* DIRECTION *
Copy all lines of the listing that include the string "Exit".

* RECORDS TO PROCESS *
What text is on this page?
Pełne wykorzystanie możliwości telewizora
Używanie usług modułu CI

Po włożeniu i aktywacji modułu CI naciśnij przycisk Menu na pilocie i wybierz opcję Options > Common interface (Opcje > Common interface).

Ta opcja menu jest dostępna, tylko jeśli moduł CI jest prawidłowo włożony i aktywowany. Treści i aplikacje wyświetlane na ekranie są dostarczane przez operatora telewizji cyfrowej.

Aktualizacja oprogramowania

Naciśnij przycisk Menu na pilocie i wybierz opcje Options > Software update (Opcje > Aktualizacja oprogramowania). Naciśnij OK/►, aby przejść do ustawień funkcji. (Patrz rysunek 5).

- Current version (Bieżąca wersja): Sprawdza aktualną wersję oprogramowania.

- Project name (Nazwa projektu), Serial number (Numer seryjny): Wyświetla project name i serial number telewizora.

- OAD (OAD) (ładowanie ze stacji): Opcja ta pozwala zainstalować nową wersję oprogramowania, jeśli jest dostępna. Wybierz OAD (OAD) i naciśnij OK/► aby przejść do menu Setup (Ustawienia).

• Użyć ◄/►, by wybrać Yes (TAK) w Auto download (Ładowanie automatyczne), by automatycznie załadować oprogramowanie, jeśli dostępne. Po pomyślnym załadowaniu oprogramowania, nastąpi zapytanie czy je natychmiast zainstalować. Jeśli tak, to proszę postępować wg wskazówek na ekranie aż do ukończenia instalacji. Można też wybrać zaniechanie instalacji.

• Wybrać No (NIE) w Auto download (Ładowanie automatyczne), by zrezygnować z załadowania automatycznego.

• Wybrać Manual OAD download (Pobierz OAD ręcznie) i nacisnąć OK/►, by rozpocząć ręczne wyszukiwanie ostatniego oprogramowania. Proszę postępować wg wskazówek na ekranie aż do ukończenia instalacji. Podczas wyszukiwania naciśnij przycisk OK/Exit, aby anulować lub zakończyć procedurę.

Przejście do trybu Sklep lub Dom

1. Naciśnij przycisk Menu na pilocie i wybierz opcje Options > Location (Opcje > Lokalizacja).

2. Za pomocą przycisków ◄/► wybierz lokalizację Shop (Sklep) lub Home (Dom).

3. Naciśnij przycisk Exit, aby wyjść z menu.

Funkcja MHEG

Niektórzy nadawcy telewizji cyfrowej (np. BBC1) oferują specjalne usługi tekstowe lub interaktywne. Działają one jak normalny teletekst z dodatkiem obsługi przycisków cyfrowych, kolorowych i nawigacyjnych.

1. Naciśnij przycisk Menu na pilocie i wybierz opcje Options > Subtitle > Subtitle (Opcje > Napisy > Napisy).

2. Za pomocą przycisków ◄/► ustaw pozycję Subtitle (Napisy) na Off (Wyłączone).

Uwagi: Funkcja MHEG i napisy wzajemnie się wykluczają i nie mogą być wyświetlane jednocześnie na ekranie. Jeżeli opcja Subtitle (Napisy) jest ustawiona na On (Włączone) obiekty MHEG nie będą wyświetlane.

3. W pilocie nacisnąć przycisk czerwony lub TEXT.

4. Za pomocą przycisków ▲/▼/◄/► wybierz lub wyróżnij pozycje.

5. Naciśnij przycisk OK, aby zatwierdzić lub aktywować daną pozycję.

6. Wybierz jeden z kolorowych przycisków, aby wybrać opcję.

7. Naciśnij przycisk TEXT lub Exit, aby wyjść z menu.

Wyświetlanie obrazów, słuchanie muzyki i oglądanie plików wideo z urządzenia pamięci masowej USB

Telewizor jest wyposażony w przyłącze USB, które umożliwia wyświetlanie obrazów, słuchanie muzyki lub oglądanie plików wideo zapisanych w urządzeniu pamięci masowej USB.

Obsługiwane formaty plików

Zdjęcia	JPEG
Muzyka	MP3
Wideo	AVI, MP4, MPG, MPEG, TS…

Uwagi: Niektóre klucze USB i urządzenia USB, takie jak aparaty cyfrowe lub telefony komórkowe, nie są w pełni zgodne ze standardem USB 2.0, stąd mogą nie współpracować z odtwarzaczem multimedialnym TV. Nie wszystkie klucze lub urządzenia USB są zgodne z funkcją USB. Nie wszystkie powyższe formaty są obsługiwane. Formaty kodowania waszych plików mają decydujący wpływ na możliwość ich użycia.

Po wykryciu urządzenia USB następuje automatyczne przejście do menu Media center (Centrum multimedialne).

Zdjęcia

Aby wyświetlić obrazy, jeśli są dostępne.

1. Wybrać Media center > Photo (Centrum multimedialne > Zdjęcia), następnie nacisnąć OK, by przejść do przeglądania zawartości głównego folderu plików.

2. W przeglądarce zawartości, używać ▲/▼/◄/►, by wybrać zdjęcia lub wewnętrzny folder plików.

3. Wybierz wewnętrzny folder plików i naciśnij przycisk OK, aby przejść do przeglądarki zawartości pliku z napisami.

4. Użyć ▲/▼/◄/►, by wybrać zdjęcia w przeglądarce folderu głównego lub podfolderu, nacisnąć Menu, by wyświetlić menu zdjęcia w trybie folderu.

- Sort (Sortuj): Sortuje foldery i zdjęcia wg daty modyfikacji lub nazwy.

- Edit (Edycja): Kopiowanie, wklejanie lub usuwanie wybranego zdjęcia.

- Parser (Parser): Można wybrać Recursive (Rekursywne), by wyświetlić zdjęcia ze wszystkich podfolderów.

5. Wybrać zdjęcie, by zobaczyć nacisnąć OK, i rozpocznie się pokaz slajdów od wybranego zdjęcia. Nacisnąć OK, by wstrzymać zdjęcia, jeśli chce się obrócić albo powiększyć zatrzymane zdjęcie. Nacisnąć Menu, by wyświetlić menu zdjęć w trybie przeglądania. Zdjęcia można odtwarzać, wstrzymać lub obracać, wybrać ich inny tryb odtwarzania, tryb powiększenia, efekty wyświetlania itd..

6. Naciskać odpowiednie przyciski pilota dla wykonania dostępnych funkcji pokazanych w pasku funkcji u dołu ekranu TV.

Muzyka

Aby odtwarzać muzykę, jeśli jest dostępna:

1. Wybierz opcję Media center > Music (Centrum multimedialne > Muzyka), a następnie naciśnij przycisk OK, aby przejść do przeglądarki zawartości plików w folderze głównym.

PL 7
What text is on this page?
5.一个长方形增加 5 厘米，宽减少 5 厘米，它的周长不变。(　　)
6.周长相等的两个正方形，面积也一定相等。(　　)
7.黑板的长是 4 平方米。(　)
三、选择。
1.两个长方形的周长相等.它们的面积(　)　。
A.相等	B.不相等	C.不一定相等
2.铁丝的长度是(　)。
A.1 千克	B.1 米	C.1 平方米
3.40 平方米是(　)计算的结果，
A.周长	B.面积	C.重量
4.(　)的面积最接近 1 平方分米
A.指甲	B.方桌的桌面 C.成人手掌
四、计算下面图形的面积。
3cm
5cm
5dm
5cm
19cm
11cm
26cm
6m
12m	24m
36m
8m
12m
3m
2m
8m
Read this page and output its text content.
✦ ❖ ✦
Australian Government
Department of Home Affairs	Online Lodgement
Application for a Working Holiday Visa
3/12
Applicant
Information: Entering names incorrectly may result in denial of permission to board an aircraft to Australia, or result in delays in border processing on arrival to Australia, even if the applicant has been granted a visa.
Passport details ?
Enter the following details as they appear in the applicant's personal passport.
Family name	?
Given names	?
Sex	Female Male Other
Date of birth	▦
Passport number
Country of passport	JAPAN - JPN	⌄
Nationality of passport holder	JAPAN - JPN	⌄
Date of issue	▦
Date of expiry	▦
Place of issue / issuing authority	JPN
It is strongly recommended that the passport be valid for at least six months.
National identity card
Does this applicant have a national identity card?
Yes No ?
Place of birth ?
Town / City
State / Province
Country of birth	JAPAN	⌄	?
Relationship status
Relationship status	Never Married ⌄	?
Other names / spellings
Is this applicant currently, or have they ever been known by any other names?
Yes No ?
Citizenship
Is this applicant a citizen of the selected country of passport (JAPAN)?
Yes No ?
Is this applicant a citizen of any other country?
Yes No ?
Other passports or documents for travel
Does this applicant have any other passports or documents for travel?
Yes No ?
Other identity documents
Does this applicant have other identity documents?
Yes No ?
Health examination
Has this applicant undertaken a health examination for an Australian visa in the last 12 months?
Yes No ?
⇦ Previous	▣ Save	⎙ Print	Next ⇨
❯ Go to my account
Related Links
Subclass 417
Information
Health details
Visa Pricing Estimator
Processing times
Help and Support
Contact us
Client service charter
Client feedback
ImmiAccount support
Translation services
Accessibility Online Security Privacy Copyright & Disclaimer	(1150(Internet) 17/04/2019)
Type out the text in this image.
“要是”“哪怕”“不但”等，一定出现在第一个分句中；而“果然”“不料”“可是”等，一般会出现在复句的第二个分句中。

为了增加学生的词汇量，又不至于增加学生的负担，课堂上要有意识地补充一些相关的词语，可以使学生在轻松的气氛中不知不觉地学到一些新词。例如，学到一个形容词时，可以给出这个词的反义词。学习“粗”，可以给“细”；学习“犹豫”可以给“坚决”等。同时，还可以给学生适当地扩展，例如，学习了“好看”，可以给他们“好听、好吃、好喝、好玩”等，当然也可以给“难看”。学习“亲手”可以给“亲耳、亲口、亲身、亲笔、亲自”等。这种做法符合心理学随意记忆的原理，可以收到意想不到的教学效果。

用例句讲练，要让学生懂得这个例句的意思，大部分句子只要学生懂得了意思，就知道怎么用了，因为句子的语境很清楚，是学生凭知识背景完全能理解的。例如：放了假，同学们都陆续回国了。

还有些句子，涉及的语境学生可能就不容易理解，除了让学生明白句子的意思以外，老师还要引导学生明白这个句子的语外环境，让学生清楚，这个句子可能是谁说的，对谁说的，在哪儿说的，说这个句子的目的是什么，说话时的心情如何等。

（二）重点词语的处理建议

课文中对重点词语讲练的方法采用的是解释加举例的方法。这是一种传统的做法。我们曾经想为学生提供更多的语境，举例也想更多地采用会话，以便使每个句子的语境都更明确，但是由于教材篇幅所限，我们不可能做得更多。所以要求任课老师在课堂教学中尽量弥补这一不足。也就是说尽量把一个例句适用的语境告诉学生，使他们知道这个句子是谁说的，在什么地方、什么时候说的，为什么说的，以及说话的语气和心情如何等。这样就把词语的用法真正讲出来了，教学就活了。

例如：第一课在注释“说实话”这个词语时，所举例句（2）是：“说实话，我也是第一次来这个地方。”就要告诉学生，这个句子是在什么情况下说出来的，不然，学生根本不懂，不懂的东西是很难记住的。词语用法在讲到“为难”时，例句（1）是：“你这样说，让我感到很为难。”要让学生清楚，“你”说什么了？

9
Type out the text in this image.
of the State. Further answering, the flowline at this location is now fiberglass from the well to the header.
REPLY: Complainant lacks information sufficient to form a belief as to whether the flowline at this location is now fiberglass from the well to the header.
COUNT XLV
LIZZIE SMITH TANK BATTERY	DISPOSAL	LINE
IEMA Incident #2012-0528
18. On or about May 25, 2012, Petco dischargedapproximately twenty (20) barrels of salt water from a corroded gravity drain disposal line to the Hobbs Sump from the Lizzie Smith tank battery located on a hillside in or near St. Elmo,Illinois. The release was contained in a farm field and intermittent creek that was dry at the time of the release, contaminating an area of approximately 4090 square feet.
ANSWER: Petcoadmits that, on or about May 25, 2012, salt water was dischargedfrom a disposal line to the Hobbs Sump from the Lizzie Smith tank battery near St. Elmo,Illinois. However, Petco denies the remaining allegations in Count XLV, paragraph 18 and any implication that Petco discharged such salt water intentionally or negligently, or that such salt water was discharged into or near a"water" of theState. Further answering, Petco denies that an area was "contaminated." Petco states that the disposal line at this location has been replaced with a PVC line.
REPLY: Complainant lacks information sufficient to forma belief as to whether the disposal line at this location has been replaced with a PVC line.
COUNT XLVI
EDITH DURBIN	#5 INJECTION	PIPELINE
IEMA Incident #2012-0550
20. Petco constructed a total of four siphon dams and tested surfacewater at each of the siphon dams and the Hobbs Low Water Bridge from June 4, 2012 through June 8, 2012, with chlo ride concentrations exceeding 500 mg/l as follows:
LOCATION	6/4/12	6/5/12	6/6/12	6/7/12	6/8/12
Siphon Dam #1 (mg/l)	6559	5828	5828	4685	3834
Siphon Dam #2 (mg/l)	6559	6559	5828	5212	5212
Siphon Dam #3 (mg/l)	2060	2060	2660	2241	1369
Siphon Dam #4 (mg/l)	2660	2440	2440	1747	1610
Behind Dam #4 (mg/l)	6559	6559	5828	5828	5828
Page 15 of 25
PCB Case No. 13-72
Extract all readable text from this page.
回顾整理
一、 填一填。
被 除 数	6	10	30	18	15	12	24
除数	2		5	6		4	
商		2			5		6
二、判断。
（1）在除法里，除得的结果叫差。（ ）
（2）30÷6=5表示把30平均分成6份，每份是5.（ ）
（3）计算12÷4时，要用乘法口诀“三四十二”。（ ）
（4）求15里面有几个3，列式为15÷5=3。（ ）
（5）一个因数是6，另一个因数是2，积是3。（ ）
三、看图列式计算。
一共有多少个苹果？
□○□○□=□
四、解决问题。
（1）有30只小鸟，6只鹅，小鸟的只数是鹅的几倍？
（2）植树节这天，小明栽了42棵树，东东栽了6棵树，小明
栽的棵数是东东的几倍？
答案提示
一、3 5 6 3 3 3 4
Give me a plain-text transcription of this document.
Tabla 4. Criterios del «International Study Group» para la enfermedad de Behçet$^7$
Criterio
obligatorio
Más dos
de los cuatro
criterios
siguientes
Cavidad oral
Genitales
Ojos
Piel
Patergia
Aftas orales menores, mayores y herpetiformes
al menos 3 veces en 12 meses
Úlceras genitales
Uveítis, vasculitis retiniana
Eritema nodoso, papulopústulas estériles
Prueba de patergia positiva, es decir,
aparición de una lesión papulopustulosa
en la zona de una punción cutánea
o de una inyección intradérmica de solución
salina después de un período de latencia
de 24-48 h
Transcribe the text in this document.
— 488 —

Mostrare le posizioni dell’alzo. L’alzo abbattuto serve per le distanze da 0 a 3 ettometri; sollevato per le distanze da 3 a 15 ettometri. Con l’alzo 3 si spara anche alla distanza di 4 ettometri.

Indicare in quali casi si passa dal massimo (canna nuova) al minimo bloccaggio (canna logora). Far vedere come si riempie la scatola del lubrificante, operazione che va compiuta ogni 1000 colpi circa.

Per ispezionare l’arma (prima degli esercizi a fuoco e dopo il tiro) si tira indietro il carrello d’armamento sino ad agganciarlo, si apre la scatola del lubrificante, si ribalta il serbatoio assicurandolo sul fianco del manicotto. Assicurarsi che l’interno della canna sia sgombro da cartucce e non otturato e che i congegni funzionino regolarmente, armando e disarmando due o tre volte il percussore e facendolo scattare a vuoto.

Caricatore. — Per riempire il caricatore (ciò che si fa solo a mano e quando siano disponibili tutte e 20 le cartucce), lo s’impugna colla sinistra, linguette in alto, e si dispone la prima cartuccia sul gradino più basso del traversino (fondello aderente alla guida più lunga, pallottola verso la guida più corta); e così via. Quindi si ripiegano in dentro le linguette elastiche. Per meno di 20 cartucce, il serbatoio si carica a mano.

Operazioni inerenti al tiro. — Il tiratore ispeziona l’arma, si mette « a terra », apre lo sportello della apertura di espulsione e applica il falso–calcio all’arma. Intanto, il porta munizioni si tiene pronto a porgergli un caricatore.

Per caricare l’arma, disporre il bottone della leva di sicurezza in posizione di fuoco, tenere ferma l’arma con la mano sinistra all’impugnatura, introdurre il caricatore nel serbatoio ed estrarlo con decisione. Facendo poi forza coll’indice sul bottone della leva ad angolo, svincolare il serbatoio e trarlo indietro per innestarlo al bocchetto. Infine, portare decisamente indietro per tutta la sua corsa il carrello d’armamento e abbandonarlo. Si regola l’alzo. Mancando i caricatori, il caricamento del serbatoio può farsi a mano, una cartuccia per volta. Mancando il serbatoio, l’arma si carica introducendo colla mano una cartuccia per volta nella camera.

* RESULT OF THE EXERCISE *
• Wybrać Manual OAD download (Pobierz OAD ręcznie) i nacisnąć OK/►, by rozpocząć ręczne wyszukiwanie ostatniego oprogramowania. Proszę postępować wg wskazówek na ekranie aż do ukończenia instalacji. Podczas wyszukiwania naciśnij przycisk OK/Exit, aby anulować lub zakończyć procedurę.
3. Naciśnij przycisk Exit, aby wyjść z menu.
7. Naciśnij przycisk TEXT lub Exit, aby wyjść z menu.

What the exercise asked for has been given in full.